Required work: Scan the data below. Pull out each line where "JSON" occurs.

Extracted material:
################

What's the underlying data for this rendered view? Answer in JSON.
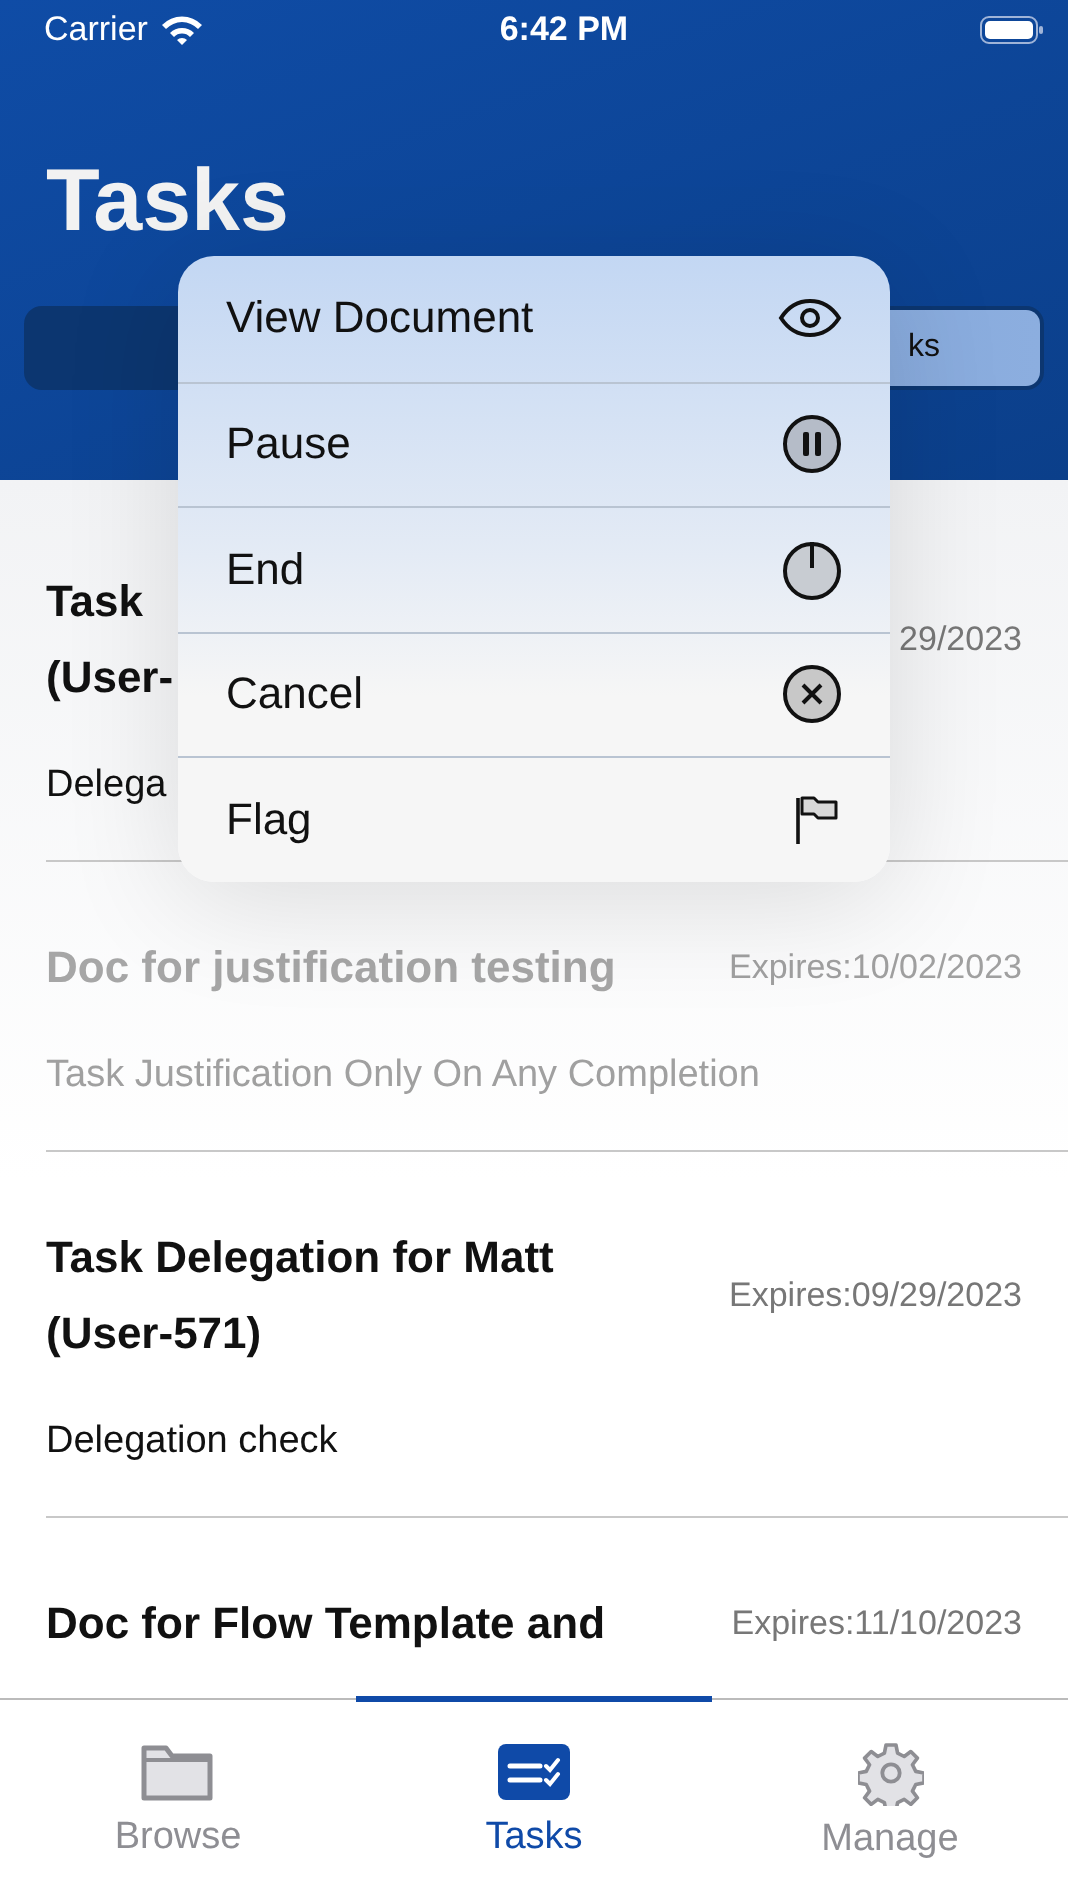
{
  "status_bar": {
    "carrier": "Carrier",
    "time": "6:42 PM"
  },
  "header": {
    "title": "Tasks",
    "segments": [
      {
        "label": "ks",
        "selected": true
      }
    ]
  },
  "tasks": [
    {
      "title_lines": [
        "Task",
        "(User-"
      ],
      "expires": "29/2023",
      "description": "Delega",
      "dimmed": false
    },
    {
      "title_lines": [
        "Doc for justification testing"
      ],
      "expires": "Expires:10/02/2023",
      "description": "Task Justification Only On Any Completion",
      "dimmed": true
    },
    {
      "title_lines": [
        "Task Delegation for Matt",
        "(User-571)"
      ],
      "expires": "Expires:09/29/2023",
      "description": "Delegation check",
      "dimmed": false
    },
    {
      "title_lines": [
        "Doc for Flow Template and"
      ],
      "expires": "Expires:11/10/2023",
      "dimmed": false
    }
  ],
  "context_menu": [
    {
      "label": "View Document",
      "kind": "view"
    },
    {
      "label": "Pause",
      "kind": "pause"
    },
    {
      "label": "End",
      "kind": "end"
    },
    {
      "label": "Cancel",
      "kind": "cancel"
    },
    {
      "label": "Flag",
      "kind": "flag"
    }
  ],
  "tab_bar": [
    {
      "label": "Browse",
      "kind": "browse",
      "selected": false
    },
    {
      "label": "Tasks",
      "kind": "tasks",
      "selected": true
    },
    {
      "label": "Manage",
      "kind": "manage",
      "selected": false
    }
  ]
}
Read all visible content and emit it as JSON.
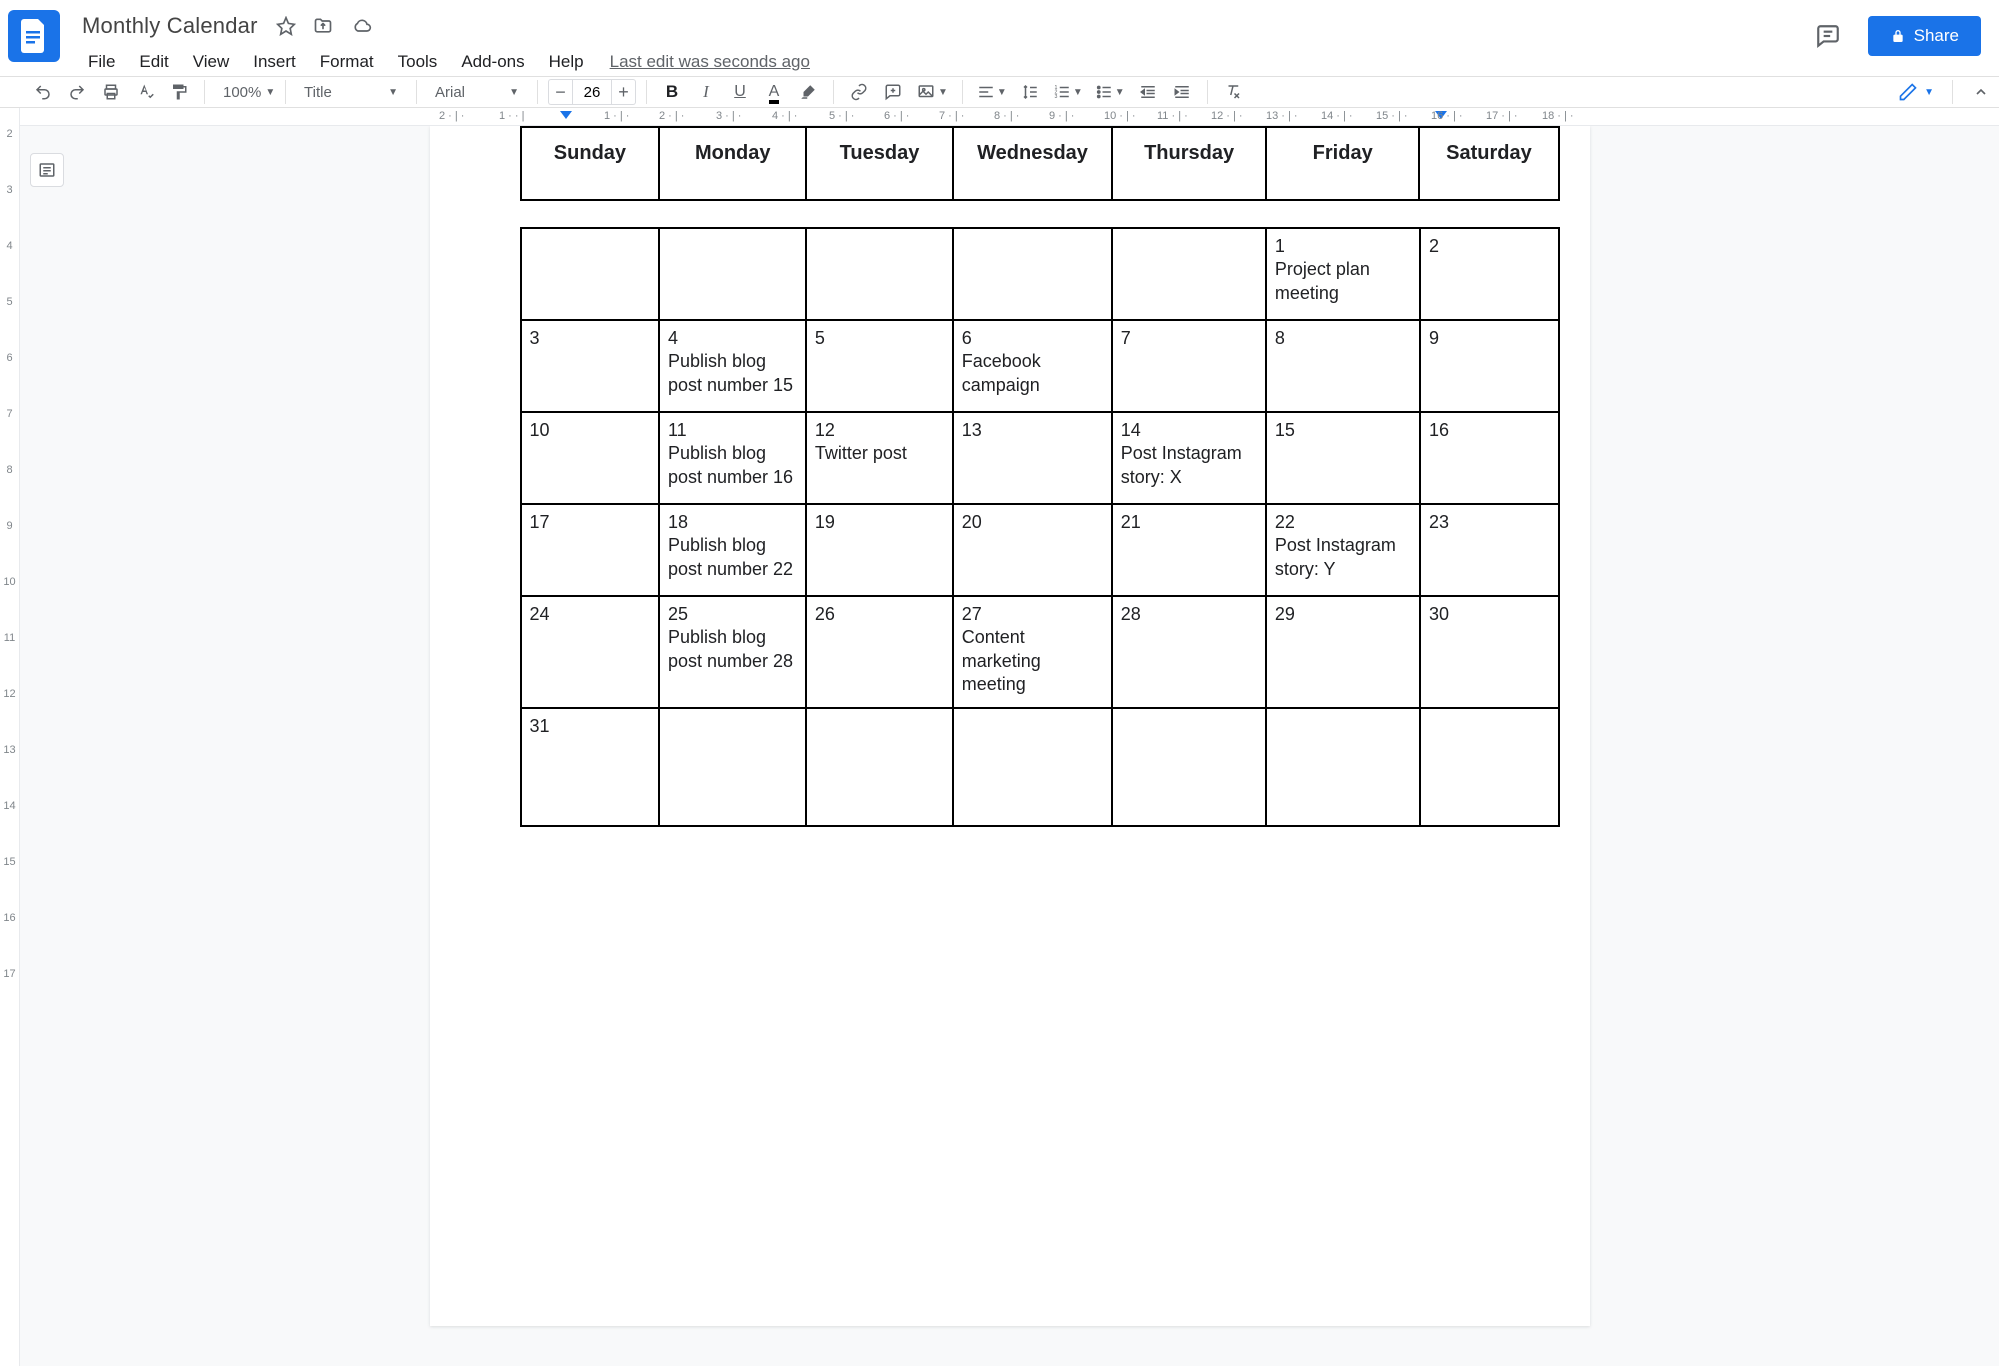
{
  "doc": {
    "title": "Monthly Calendar",
    "last_edit": "Last edit was seconds ago"
  },
  "menubar": [
    "File",
    "Edit",
    "View",
    "Insert",
    "Format",
    "Tools",
    "Add-ons",
    "Help"
  ],
  "share": {
    "label": "Share"
  },
  "toolbar": {
    "zoom": "100%",
    "style": "Title",
    "font": "Arial",
    "font_size": "26"
  },
  "hruler": {
    "labels": [
      "2",
      "1",
      "1",
      "2",
      "3",
      "4",
      "5",
      "6",
      "7",
      "8",
      "9",
      "10",
      "11",
      "12",
      "13",
      "14",
      "15",
      "16",
      "17",
      "18"
    ]
  },
  "vruler": {
    "labels": [
      "2",
      "3",
      "4",
      "5",
      "6",
      "7",
      "8",
      "9",
      "10",
      "11",
      "12",
      "13",
      "14",
      "15",
      "16",
      "17"
    ]
  },
  "calendar": {
    "days": [
      "Sunday",
      "Monday",
      "Tuesday",
      "Wednesday",
      "Thursday",
      "Friday",
      "Saturday"
    ],
    "rows": [
      [
        {
          "num": "",
          "text": ""
        },
        {
          "num": "",
          "text": ""
        },
        {
          "num": "",
          "text": ""
        },
        {
          "num": "",
          "text": ""
        },
        {
          "num": "",
          "text": ""
        },
        {
          "num": "1",
          "text": "Project plan meeting"
        },
        {
          "num": "2",
          "text": ""
        }
      ],
      [
        {
          "num": "3",
          "text": ""
        },
        {
          "num": "4",
          "text": "Publish blog post number 15"
        },
        {
          "num": "5",
          "text": ""
        },
        {
          "num": "6",
          "text": "Facebook campaign"
        },
        {
          "num": "7",
          "text": ""
        },
        {
          "num": "8",
          "text": ""
        },
        {
          "num": "9",
          "text": ""
        }
      ],
      [
        {
          "num": "10",
          "text": ""
        },
        {
          "num": "11",
          "text": "Publish blog post number 16"
        },
        {
          "num": "12",
          "text": "Twitter post"
        },
        {
          "num": "13",
          "text": ""
        },
        {
          "num": "14",
          "text": "Post Instagram story: X"
        },
        {
          "num": "15",
          "text": ""
        },
        {
          "num": "16",
          "text": ""
        }
      ],
      [
        {
          "num": "17",
          "text": ""
        },
        {
          "num": "18",
          "text": "Publish blog post number 22"
        },
        {
          "num": "19",
          "text": ""
        },
        {
          "num": "20",
          "text": ""
        },
        {
          "num": "21",
          "text": ""
        },
        {
          "num": "22",
          "text": "Post Instagram story: Y"
        },
        {
          "num": "23",
          "text": ""
        }
      ],
      [
        {
          "num": "24",
          "text": ""
        },
        {
          "num": "25",
          "text": "Publish blog post number 28"
        },
        {
          "num": "26",
          "text": ""
        },
        {
          "num": "27",
          "text": "Content marketing meeting"
        },
        {
          "num": "28",
          "text": ""
        },
        {
          "num": "29",
          "text": ""
        },
        {
          "num": "30",
          "text": ""
        }
      ],
      [
        {
          "num": "31",
          "text": ""
        },
        {
          "num": "",
          "text": ""
        },
        {
          "num": "",
          "text": ""
        },
        {
          "num": "",
          "text": ""
        },
        {
          "num": "",
          "text": ""
        },
        {
          "num": "",
          "text": ""
        },
        {
          "num": "",
          "text": ""
        }
      ]
    ]
  }
}
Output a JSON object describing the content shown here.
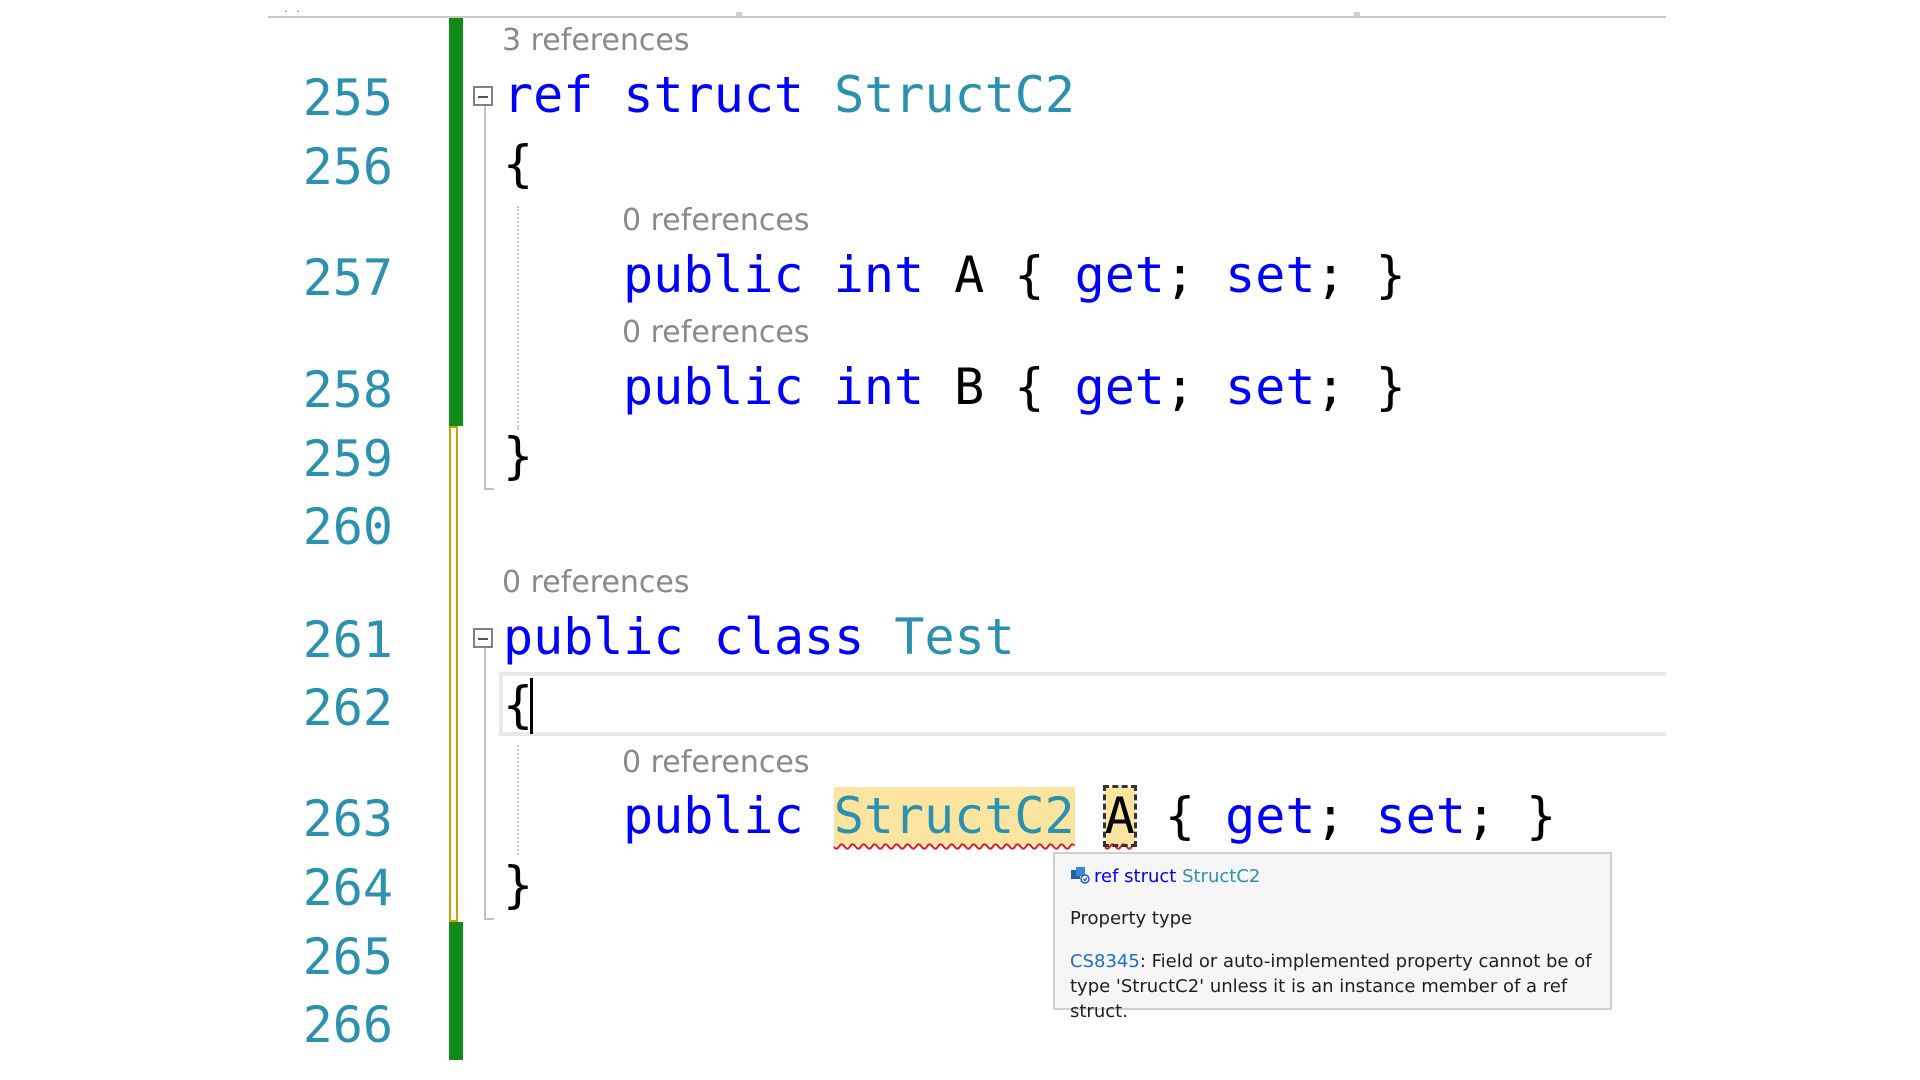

################

Right answer:
What's the underlying data for this rendered view? Answer in JSON.
Read all visible content and emit it as JSON.
Output a JSON object describing the content shown here.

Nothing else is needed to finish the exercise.